(Source records)
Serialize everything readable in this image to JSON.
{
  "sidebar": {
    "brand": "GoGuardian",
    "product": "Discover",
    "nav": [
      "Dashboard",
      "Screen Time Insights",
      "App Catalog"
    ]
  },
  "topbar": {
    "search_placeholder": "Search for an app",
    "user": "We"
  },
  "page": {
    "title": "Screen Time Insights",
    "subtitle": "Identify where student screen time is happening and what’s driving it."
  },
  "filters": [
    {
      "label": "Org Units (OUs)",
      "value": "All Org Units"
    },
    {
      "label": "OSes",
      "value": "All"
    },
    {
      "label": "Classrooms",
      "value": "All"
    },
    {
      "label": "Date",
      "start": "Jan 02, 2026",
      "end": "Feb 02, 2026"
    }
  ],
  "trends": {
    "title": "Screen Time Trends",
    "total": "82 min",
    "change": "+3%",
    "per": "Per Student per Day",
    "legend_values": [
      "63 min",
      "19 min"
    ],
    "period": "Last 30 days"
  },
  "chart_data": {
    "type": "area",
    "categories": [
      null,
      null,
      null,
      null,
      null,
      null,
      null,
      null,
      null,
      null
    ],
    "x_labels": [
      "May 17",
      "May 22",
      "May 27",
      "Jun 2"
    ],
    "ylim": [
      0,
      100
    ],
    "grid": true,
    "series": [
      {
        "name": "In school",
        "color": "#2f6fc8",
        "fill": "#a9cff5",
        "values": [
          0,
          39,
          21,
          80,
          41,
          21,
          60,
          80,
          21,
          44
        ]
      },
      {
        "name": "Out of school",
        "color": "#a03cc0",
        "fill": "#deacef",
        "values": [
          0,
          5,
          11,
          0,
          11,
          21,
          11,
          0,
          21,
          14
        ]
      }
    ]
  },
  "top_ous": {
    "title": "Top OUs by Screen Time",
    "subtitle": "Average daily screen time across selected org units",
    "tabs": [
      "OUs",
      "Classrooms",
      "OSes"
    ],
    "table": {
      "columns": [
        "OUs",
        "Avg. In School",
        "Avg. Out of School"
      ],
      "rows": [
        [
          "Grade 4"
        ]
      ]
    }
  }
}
---
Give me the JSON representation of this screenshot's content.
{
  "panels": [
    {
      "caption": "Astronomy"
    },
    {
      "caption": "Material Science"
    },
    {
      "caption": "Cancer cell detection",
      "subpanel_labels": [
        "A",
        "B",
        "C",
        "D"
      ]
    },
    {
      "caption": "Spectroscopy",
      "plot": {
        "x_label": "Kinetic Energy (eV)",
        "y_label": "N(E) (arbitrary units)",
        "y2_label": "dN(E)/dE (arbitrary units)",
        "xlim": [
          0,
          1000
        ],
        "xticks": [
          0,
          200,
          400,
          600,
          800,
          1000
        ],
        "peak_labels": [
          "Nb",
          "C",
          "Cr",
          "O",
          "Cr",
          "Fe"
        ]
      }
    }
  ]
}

The request:
Select every line where the word "arbitrary" occurs.

Finished exercise:
        "y_label": "N(E) (arbitrary units)",
        "y2_label": "dN(E)/dE (arbitrary units)",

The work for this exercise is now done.